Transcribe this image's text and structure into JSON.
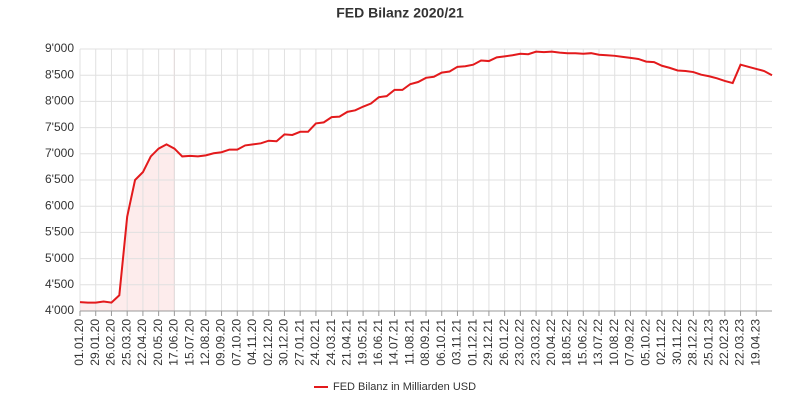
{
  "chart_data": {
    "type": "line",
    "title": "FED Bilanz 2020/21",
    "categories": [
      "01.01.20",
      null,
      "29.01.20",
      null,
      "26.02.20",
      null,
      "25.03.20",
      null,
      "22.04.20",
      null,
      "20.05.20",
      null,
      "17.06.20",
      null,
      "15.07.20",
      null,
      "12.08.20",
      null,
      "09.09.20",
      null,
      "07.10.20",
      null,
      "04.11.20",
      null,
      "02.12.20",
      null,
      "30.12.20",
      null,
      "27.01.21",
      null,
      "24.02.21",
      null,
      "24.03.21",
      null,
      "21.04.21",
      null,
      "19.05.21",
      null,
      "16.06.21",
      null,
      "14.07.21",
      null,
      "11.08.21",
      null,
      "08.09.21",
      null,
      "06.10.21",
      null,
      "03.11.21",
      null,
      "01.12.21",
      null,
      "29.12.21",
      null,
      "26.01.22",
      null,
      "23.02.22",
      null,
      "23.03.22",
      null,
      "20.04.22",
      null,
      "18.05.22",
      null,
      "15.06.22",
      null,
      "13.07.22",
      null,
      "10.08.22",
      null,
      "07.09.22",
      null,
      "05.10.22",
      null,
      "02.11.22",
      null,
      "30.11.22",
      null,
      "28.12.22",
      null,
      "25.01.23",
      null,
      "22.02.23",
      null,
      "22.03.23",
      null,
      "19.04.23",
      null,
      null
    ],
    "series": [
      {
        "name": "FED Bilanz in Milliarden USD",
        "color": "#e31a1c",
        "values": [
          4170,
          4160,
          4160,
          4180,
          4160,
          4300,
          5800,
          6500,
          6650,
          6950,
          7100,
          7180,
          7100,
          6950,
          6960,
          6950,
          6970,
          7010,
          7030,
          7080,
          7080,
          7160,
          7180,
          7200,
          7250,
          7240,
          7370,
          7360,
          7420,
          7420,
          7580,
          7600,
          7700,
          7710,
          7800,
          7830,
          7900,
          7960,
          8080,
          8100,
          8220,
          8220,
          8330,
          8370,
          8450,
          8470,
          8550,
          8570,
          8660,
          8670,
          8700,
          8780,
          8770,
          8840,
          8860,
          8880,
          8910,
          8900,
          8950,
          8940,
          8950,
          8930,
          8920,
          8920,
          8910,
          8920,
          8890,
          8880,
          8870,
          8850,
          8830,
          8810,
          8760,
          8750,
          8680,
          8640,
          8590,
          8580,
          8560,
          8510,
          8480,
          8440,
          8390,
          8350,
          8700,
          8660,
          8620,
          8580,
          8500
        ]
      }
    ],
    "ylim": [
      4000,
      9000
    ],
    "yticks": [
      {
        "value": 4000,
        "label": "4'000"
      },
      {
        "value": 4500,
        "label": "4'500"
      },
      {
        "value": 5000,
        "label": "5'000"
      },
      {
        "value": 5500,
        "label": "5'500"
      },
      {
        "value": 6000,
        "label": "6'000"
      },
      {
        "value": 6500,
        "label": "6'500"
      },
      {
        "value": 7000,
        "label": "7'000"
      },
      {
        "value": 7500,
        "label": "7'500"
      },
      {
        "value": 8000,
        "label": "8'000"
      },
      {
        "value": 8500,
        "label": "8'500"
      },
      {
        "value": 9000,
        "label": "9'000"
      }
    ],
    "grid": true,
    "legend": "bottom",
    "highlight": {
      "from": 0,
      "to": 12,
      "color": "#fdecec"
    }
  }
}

:::::

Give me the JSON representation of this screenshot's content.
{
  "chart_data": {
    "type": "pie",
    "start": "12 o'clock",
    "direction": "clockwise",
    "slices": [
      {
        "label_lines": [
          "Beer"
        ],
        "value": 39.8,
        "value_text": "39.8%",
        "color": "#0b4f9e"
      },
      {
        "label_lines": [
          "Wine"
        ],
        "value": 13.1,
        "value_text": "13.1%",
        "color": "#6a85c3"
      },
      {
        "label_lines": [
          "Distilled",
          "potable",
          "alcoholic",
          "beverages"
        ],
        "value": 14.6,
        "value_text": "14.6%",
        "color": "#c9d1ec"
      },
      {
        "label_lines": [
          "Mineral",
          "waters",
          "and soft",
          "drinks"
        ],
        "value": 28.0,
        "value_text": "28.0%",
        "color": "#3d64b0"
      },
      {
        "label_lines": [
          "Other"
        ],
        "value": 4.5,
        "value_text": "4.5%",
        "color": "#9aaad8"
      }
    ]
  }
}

:::::

### What the task asks
Copy each line containing the word "Bilanz" from the data.

### Response to this task
    "title": "FED Bilanz 2020/21",
        "name": "FED Bilanz in Milliarden USD",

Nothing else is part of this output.